Identify each row below that contains the string "text" and copy those rows in full. Case counts.

* start *

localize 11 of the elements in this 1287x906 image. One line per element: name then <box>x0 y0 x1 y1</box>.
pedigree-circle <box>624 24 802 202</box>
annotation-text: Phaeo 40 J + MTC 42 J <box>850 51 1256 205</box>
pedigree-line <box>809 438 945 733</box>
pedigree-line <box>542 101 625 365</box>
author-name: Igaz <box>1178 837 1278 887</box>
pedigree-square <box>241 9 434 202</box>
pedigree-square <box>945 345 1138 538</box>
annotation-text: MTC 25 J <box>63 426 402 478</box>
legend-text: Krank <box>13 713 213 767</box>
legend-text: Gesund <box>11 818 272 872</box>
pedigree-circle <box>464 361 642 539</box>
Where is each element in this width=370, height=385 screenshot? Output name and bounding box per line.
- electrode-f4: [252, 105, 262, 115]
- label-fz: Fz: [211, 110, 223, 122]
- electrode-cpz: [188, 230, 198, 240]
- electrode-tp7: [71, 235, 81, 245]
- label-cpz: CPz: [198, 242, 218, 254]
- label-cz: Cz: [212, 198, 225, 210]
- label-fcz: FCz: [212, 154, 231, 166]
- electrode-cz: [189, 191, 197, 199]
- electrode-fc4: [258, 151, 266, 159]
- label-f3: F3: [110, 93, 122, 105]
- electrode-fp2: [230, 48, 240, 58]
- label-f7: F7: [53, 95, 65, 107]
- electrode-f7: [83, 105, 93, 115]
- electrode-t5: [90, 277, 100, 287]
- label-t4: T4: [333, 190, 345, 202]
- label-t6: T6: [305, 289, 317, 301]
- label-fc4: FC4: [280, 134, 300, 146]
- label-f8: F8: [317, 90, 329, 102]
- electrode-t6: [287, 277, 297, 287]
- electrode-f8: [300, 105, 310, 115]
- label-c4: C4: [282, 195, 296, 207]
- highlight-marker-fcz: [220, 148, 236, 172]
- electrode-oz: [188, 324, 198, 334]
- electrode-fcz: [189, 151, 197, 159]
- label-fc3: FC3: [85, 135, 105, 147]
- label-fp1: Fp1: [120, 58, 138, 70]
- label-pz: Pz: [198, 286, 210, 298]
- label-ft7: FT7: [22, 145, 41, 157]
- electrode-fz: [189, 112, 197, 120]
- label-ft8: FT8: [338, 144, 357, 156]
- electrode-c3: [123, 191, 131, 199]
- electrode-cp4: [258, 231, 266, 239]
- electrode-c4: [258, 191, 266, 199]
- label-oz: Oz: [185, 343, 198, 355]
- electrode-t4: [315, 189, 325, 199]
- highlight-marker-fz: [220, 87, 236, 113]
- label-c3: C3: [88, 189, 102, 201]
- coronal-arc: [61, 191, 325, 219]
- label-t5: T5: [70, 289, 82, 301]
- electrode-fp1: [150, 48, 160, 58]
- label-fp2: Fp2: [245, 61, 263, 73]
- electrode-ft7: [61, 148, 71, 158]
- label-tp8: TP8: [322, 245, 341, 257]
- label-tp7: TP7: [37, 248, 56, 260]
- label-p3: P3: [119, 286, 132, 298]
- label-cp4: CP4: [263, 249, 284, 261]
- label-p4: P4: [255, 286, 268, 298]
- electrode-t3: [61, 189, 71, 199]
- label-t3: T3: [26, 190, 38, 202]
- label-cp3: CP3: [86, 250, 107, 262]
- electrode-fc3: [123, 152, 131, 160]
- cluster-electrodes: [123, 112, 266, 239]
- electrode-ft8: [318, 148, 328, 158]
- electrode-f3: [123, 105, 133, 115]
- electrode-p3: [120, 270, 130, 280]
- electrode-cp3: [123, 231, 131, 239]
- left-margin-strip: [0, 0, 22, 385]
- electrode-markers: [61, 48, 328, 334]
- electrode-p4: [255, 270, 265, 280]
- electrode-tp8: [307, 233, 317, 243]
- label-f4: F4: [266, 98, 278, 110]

* end *

■ Response to this exercise ■
annotation-text: Phaeo 40 J + MTC 42 J <box>850 51 1256 205</box>
annotation-text: MTC 25 J <box>63 426 402 478</box>
legend-text: Krank <box>13 713 213 767</box>
legend-text: Gesund <box>11 818 272 872</box>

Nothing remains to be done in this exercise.